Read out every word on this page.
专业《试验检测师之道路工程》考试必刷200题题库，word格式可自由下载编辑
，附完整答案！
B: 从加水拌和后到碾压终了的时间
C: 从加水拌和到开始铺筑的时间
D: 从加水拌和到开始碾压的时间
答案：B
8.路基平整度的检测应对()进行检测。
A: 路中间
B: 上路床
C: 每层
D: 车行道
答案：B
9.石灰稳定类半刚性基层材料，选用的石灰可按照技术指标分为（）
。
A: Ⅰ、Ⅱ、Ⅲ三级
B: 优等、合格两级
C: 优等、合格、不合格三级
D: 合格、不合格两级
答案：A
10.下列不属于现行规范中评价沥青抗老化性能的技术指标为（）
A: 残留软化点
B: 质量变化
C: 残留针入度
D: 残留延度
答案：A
++++
Written instruction =>
Your task is to reproduce the whole listing exactly.

Solution below =>
Read out every word on this page.
专业《试验检测师之道路工程》考试必刷200题题库，word格式可自由下载编辑
，附完整答案！
B: 从加水拌和后到碾压终了的时间
C: 从加水拌和到开始铺筑的时间
D: 从加水拌和到开始碾压的时间
答案：B
8.路基平整度的检测应对()进行检测。
A: 路中间
B: 上路床
C: 每层
D: 车行道
答案：B
9.石灰稳定类半刚性基层材料，选用的石灰可按照技术指标分为（）
。
A: Ⅰ、Ⅱ、Ⅲ三级
B: 优等、合格两级
C: 优等、合格、不合格三级
D: 合格、不合格两级
答案：A
10.下列不属于现行规范中评价沥青抗老化性能的技术指标为（）
A: 残留软化点
B: 质量变化
C: 残留针入度
D: 残留延度
答案：A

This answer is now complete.